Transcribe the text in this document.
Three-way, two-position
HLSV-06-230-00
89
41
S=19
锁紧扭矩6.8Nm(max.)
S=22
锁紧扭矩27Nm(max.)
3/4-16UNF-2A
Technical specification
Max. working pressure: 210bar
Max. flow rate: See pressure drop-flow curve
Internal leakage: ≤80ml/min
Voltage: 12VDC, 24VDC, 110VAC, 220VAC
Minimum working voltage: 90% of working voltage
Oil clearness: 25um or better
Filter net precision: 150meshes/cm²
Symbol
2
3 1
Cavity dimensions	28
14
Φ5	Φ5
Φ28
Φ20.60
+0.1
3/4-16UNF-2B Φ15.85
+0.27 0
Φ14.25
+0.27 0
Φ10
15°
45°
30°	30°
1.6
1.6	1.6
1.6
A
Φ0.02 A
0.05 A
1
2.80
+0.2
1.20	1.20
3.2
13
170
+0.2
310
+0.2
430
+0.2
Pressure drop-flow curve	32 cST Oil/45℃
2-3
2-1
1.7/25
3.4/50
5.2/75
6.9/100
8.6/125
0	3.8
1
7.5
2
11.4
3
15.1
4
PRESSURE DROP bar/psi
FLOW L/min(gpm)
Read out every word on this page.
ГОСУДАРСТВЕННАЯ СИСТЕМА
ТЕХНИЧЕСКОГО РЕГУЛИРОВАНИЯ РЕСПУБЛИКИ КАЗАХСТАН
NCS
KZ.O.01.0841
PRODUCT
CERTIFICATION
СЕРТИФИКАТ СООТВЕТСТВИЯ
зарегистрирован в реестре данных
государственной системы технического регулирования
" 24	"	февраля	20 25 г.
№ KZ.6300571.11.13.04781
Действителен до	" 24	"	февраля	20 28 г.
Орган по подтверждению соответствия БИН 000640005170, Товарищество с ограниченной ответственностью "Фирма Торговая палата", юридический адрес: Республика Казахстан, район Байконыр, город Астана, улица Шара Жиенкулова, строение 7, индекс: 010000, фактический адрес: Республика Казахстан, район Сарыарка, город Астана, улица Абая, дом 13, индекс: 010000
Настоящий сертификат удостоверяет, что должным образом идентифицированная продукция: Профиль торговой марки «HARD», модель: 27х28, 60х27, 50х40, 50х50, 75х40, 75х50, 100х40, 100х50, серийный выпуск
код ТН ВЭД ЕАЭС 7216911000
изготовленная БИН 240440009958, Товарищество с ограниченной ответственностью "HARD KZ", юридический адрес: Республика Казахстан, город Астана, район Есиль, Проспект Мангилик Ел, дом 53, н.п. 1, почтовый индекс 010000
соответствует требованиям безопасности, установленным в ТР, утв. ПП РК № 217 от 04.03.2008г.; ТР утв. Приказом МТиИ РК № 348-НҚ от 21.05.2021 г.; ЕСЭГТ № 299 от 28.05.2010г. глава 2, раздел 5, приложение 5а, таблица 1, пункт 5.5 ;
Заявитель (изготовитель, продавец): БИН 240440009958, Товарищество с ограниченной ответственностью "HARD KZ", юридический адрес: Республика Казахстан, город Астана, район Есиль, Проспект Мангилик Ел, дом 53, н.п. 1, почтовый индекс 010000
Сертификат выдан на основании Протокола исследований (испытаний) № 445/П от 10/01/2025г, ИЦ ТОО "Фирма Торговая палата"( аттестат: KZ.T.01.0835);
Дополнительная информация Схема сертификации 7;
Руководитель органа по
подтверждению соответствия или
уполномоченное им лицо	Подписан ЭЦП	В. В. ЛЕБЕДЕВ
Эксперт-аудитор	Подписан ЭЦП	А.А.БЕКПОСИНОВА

Task brief
Sift through the entries and copy every line with "Проспект".

The answer
изготовленная БИН 240440009958, Товарищество с ограниченной ответственностью "HARD KZ", юридический адрес: Республика Казахстан, город Астана, район Есиль, Проспект Мангилик Ел, дом 53, н.п. 1, почтовый индекс 010000
Заявитель (изготовитель, продавец): БИН 240440009958, Товарищество с ограниченной ответственностью "HARD KZ", юридический адрес: Республика Казахстан, город Астана, район Есиль, Проспект Мангилик Ел, дом 53, н.п. 1, почтовый индекс 010000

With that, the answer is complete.